##### DATA SHOWN #####

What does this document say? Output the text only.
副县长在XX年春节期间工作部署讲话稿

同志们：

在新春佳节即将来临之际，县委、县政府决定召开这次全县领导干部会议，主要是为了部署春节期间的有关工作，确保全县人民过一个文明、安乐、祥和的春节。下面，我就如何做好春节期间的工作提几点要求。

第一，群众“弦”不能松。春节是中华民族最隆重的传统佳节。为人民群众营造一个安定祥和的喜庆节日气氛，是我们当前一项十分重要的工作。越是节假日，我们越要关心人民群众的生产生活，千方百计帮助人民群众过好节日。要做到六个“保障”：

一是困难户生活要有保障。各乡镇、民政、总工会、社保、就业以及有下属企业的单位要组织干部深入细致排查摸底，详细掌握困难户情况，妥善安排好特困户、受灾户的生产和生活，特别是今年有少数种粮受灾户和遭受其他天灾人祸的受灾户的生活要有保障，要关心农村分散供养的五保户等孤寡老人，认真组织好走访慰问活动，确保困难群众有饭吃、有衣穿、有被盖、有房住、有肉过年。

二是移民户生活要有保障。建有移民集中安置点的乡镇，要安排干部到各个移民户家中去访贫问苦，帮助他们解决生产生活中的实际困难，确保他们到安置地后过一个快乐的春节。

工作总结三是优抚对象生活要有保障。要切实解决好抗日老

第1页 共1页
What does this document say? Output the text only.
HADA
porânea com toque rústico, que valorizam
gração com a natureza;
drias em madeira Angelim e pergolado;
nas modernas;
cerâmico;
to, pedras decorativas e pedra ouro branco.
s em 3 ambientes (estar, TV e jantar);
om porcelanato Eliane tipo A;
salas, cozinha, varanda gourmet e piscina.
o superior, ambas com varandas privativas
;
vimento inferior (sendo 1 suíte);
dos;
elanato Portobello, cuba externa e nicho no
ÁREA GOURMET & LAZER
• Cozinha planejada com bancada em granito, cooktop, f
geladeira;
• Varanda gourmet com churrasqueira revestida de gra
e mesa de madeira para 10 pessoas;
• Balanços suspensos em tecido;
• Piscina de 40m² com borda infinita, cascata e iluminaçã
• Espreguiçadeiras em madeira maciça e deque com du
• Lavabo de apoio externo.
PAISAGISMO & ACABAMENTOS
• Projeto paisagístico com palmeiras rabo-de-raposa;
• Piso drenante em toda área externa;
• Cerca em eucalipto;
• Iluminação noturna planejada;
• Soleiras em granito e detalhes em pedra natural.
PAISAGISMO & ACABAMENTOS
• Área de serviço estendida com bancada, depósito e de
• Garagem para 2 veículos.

#####

* [EXERCISE AIM]: Write down the number of lines where the word "granito" appears, and nothing further.

* [TASK RESULT]: 2